- **Information provided**:
※

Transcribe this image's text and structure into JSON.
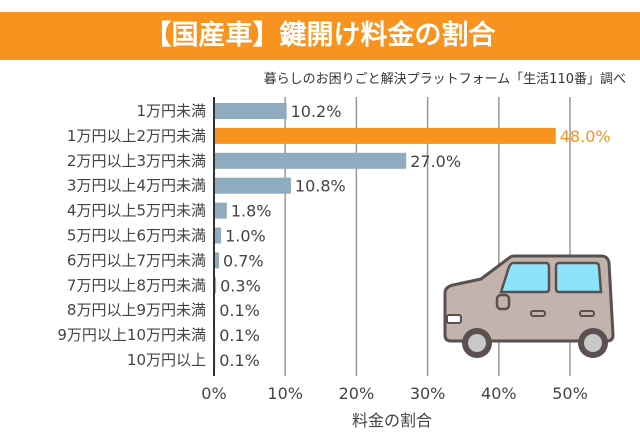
{
  "header": {
    "title": "【国産車】鍵開け料金の割合",
    "source": "暮らしのお困りごと解決プラットフォーム「生活110番」調べ"
  },
  "chart_data": {
    "type": "bar",
    "orientation": "horizontal",
    "title": "【国産車】鍵開け料金の割合",
    "xlabel": "料金の割合",
    "ylabel": "",
    "xlim": [
      0,
      50
    ],
    "xticks": [
      "0%",
      "10%",
      "20%",
      "30%",
      "40%",
      "50%"
    ],
    "grid": true,
    "categories": [
      "1万円未満",
      "1万円以上2万円未満",
      "2万円以上3万円未満",
      "3万円以上4万円未満",
      "4万円以上5万円未満",
      "5万円以上6万円未満",
      "6万円以上7万円未満",
      "7万円以上8万円未満",
      "8万円以上9万円未満",
      "9万円以上10万円未満",
      "10万円以上"
    ],
    "values": [
      10.2,
      48.0,
      27.0,
      10.8,
      1.8,
      1.0,
      0.7,
      0.3,
      0.1,
      0.1,
      0.1
    ],
    "value_labels": [
      "10.2%",
      "48.0%",
      "27.0%",
      "10.8%",
      "1.8%",
      "1.0%",
      "0.7%",
      "0.3%",
      "0.1%",
      "0.1%",
      "0.1%"
    ],
    "highlight_index": 1
  },
  "colors": {
    "accent": "#f7931e",
    "bar": "#8fabbf",
    "grid": "#999999",
    "car_body": "#c2b3ad",
    "car_window": "#8fe2fb",
    "outline": "#5a5050"
  },
  "icons": {
    "illustration": "car-icon"
  }
}
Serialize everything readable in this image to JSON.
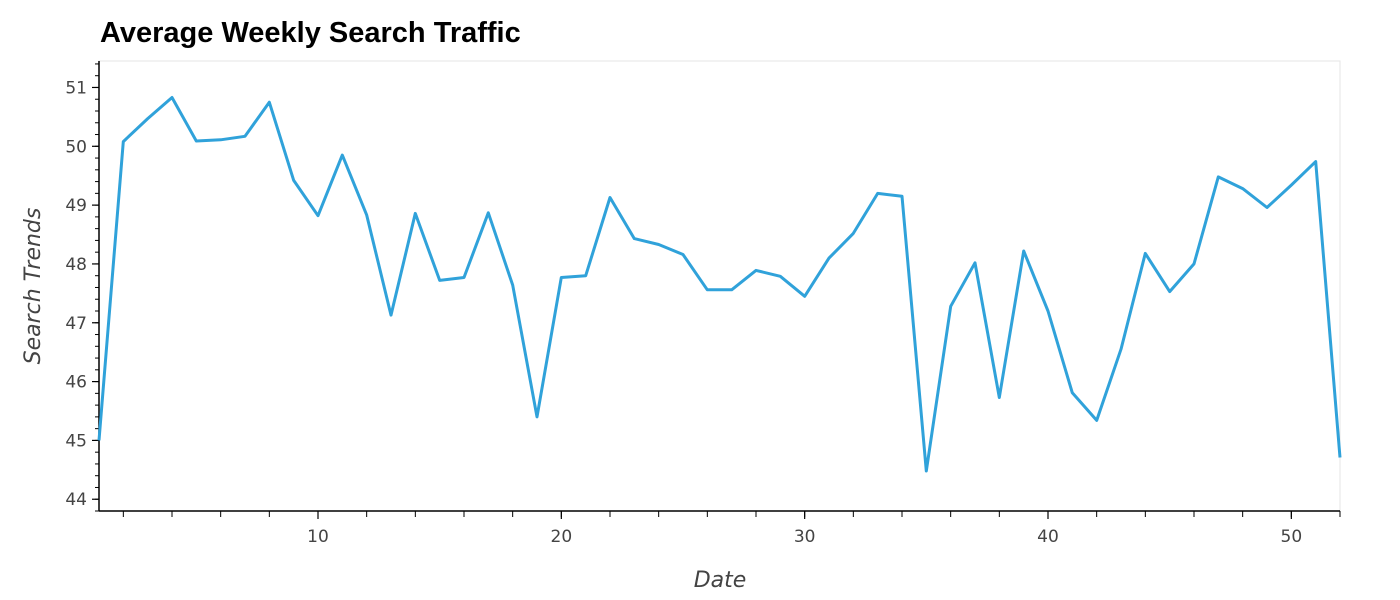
{
  "chart_data": {
    "type": "line",
    "title": "Average Weekly Search Traffic",
    "xlabel": "Date",
    "ylabel": "Search Trends",
    "xlim": [
      1,
      52
    ],
    "ylim": [
      43.8,
      51.45
    ],
    "x_ticks_labeled": [
      10,
      20,
      30,
      40,
      50
    ],
    "y_ticks": [
      44,
      45,
      46,
      47,
      48,
      49,
      50,
      51
    ],
    "grid": false,
    "line_color": "#30a2da",
    "series": [
      {
        "x": [
          1,
          2,
          3,
          4,
          5,
          6,
          7,
          8,
          9,
          10,
          11,
          12,
          13,
          14,
          15,
          16,
          17,
          18,
          19,
          20,
          21,
          22,
          23,
          24,
          25,
          26,
          27,
          28,
          29,
          30,
          31,
          32,
          33,
          34,
          35,
          36,
          37,
          38,
          39,
          40,
          41,
          42,
          43,
          44,
          45,
          46,
          47,
          48,
          49,
          50,
          51,
          52
        ],
        "values": [
          45.0,
          50.08,
          50.47,
          50.83,
          50.09,
          50.11,
          50.17,
          50.75,
          49.42,
          48.82,
          49.85,
          48.83,
          47.13,
          48.86,
          47.72,
          47.77,
          48.87,
          47.64,
          45.4,
          47.77,
          47.8,
          49.13,
          48.43,
          48.33,
          48.16,
          47.56,
          47.56,
          47.89,
          47.79,
          47.45,
          48.1,
          48.52,
          49.2,
          49.15,
          44.48,
          47.28,
          48.02,
          45.73,
          48.22,
          47.2,
          45.81,
          45.34,
          46.55,
          48.18,
          47.53,
          48.0,
          49.48,
          49.28,
          48.96,
          49.34,
          49.74,
          44.71
        ]
      }
    ]
  }
}
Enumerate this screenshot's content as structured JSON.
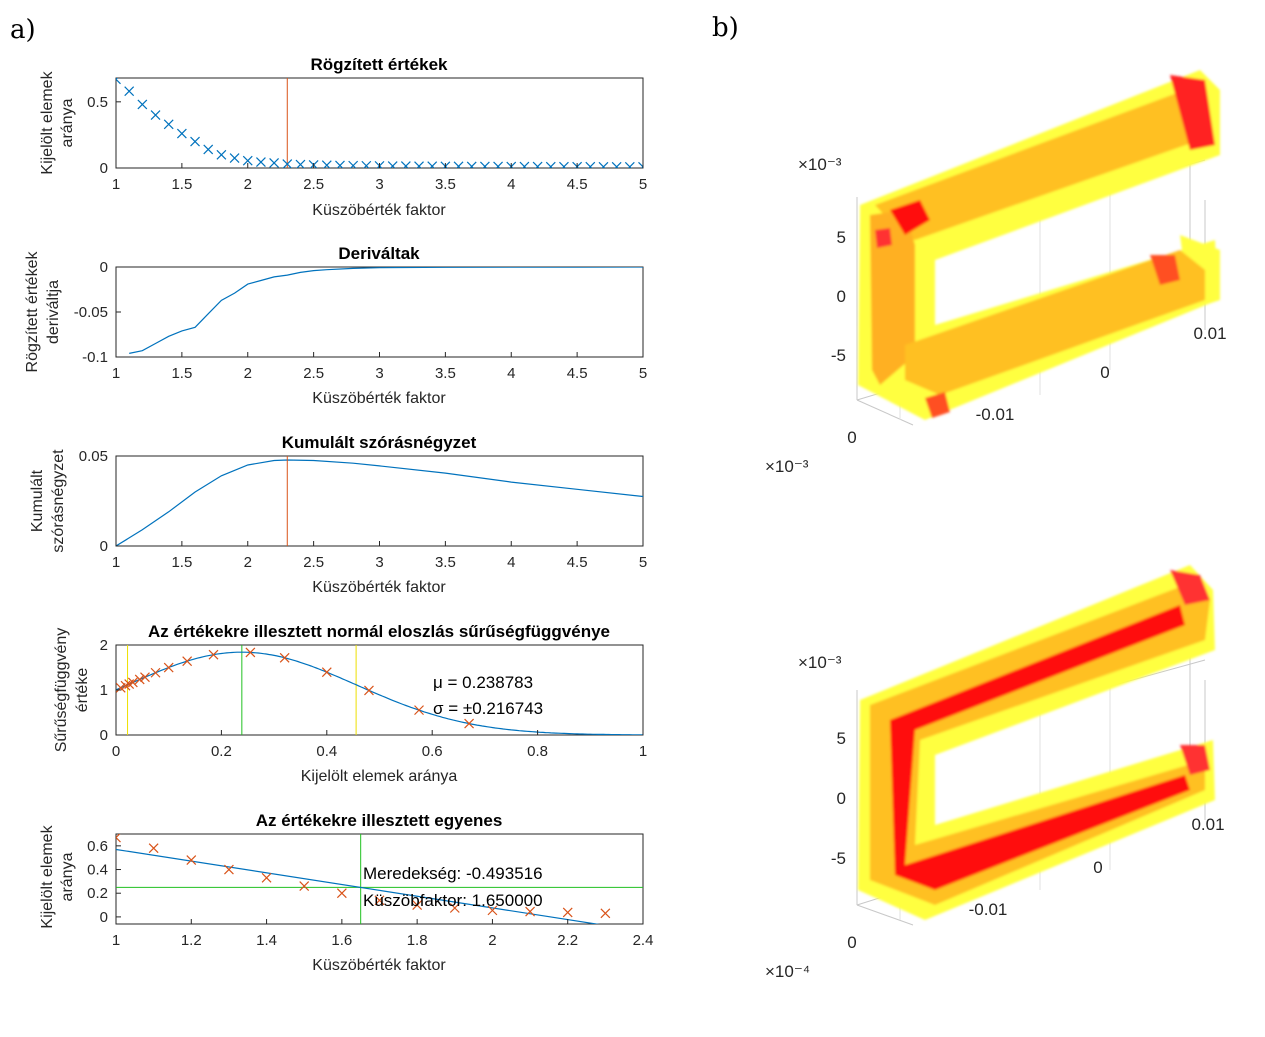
{
  "panel_labels": {
    "a": "a)",
    "b": "b)"
  },
  "chart_data": [
    {
      "type": "scatter",
      "title": "Rögzített értékek",
      "xlabel": "Küszöbérték faktor",
      "ylabel": [
        "Kijelölt elemek",
        "aránya"
      ],
      "xlim": [
        1,
        5
      ],
      "ylim": [
        0,
        0.68
      ],
      "xticks": [
        "1",
        "1.5",
        "2",
        "2.5",
        "3",
        "3.5",
        "4",
        "4.5",
        "5"
      ],
      "yticks": [
        "0",
        "0.5"
      ],
      "x": [
        1.0,
        1.1,
        1.2,
        1.3,
        1.4,
        1.5,
        1.6,
        1.7,
        1.8,
        1.9,
        2.0,
        2.1,
        2.2,
        2.3,
        2.4,
        2.5,
        2.6,
        2.7,
        2.8,
        2.9,
        3.0,
        3.1,
        3.2,
        3.3,
        3.4,
        3.5,
        3.6,
        3.7,
        3.8,
        3.9,
        4.0,
        4.1,
        4.2,
        4.3,
        4.4,
        4.5,
        4.6,
        4.7,
        4.8,
        4.9,
        5.0
      ],
      "y": [
        0.67,
        0.58,
        0.48,
        0.4,
        0.33,
        0.26,
        0.2,
        0.14,
        0.1,
        0.075,
        0.055,
        0.045,
        0.038,
        0.03,
        0.026,
        0.023,
        0.021,
        0.019,
        0.018,
        0.017,
        0.016,
        0.015,
        0.015,
        0.014,
        0.014,
        0.013,
        0.013,
        0.012,
        0.012,
        0.012,
        0.011,
        0.011,
        0.011,
        0.01,
        0.01,
        0.01,
        0.01,
        0.009,
        0.009,
        0.009,
        0.009
      ],
      "marker": "x",
      "color": "#0072BD",
      "vline": {
        "x": 2.3,
        "color": "#D95319"
      }
    },
    {
      "type": "line",
      "title": "Deriváltak",
      "xlabel": "Küszöbérték faktor",
      "ylabel": [
        "Rögzített értékek",
        "deriváltja"
      ],
      "xlim": [
        1,
        5
      ],
      "ylim": [
        -0.1,
        0
      ],
      "xticks": [
        "1",
        "1.5",
        "2",
        "2.5",
        "3",
        "3.5",
        "4",
        "4.5",
        "5"
      ],
      "yticks": [
        "-0.1",
        "-0.05",
        "0"
      ],
      "x": [
        1.1,
        1.2,
        1.3,
        1.4,
        1.5,
        1.6,
        1.7,
        1.8,
        1.9,
        2.0,
        2.1,
        2.2,
        2.3,
        2.4,
        2.5,
        2.6,
        2.8,
        3.0,
        3.5,
        4.0,
        4.5,
        5.0
      ],
      "y": [
        -0.096,
        -0.093,
        -0.085,
        -0.077,
        -0.071,
        -0.067,
        -0.052,
        -0.037,
        -0.029,
        -0.019,
        -0.015,
        -0.011,
        -0.009,
        -0.006,
        -0.004,
        -0.003,
        -0.0015,
        -0.0008,
        -0.0003,
        -0.0002,
        -0.0001,
        0
      ],
      "color": "#0072BD"
    },
    {
      "type": "line",
      "title": "Kumulált szórásnégyzet",
      "xlabel": "Küszöbérték faktor",
      "ylabel": [
        "Kumulált",
        "szórásnégyzet"
      ],
      "xlim": [
        1,
        5
      ],
      "ylim": [
        0,
        0.05
      ],
      "xticks": [
        "1",
        "1.5",
        "2",
        "2.5",
        "3",
        "3.5",
        "4",
        "4.5",
        "5"
      ],
      "yticks": [
        "0",
        "0.05"
      ],
      "x": [
        1.0,
        1.2,
        1.4,
        1.6,
        1.8,
        2.0,
        2.2,
        2.3,
        2.5,
        2.8,
        3.0,
        3.5,
        4.0,
        4.5,
        5.0
      ],
      "y": [
        0.0,
        0.009,
        0.019,
        0.03,
        0.039,
        0.045,
        0.0475,
        0.0478,
        0.0475,
        0.046,
        0.0445,
        0.0405,
        0.0355,
        0.0315,
        0.0275
      ],
      "color": "#0072BD",
      "vline": {
        "x": 2.3,
        "color": "#D95319"
      }
    },
    {
      "type": "line",
      "title": "Az értékekre illesztett normál eloszlás sűrűségfüggvénye",
      "xlabel": "Kijelölt elemek aránya",
      "ylabel": [
        "Sűrűségfüggvény",
        "értéke"
      ],
      "xlim": [
        0,
        1
      ],
      "ylim": [
        0,
        2
      ],
      "xticks": [
        "0",
        "0.2",
        "0.4",
        "0.6",
        "0.8",
        "1"
      ],
      "yticks": [
        "0",
        "1",
        "2"
      ],
      "mu": 0.238783,
      "sigma": 0.216743,
      "points_x": [
        0.009,
        0.018,
        0.025,
        0.032,
        0.045,
        0.055,
        0.075,
        0.1,
        0.135,
        0.185,
        0.255,
        0.32,
        0.4,
        0.48,
        0.575,
        0.67
      ],
      "points_color": "#D95319",
      "line_color": "#0072BD",
      "vlines": [
        {
          "x": 0.0219,
          "color": "#EDE000"
        },
        {
          "x": 0.238783,
          "color": "#20C020"
        },
        {
          "x": 0.4556,
          "color": "#EDE000"
        }
      ],
      "annotations": [
        "μ = 0.238783",
        "σ = ±0.216743"
      ]
    },
    {
      "type": "scatter",
      "title": "Az értékekre illesztett egyenes",
      "xlabel": "Küszöbérték faktor",
      "ylabel": [
        "Kijelölt elemek",
        "aránya"
      ],
      "xlim": [
        1,
        2.4
      ],
      "ylim": [
        -0.06,
        0.7
      ],
      "xticks": [
        "1",
        "1.2",
        "1.4",
        "1.6",
        "1.8",
        "2",
        "2.2",
        "2.4"
      ],
      "yticks": [
        "0",
        "0.2",
        "0.4",
        "0.6"
      ],
      "x": [
        1.0,
        1.1,
        1.2,
        1.3,
        1.4,
        1.5,
        1.6,
        1.7,
        1.8,
        1.9,
        2.0,
        2.1,
        2.2,
        2.3
      ],
      "y": [
        0.67,
        0.58,
        0.48,
        0.4,
        0.33,
        0.26,
        0.2,
        0.14,
        0.1,
        0.075,
        0.055,
        0.045,
        0.038,
        0.03
      ],
      "points_color": "#D95319",
      "fit_line": {
        "slope": -0.493516,
        "intercept": 1.063,
        "color": "#0072BD"
      },
      "vline": {
        "x": 1.65,
        "color": "#20C020"
      },
      "hline": {
        "y": 0.249,
        "color": "#20C020"
      },
      "annotations": [
        "Meredekség: -0.493516",
        "Küszöbfaktor: 1.650000"
      ]
    }
  ],
  "views_3d": [
    {
      "type": "surface3d",
      "exponent_z": "×10⁻³",
      "exponent_x": "×10⁻³",
      "zticks": [
        "5",
        "0",
        "-5"
      ],
      "xticks": [
        "-0.01",
        "0",
        "0.01"
      ],
      "floor_tick": "0",
      "colormap": [
        "#FFFF3C",
        "#FFC000",
        "#FF0000"
      ]
    },
    {
      "type": "surface3d",
      "exponent_z": "×10⁻³",
      "exponent_x": "×10⁻⁴",
      "zticks": [
        "5",
        "0",
        "-5"
      ],
      "xticks": [
        "-0.01",
        "0",
        "0.01"
      ],
      "floor_tick": "0",
      "colormap": [
        "#FFFF3C",
        "#FFC000",
        "#FF0000"
      ]
    }
  ]
}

※

- **Problem statement**: All lines above with "title" in them should be returned.

- **Solution for this problem**:
    "title": "【国産車】鍵開け料金の割合",
    "title": "【国産車】鍵開け料金の割合",
    "title": "Average Weekly Search Traffic",
      "title": "Rögzített értékek",
      "title": "Deriváltak",
      "title": "Kumulált szórásnégyzet",
      "title": "Az értékekre illesztett normál eloszlás sűrűségfüggvénye",
      "title": "Az értékekre illesztett egyenes",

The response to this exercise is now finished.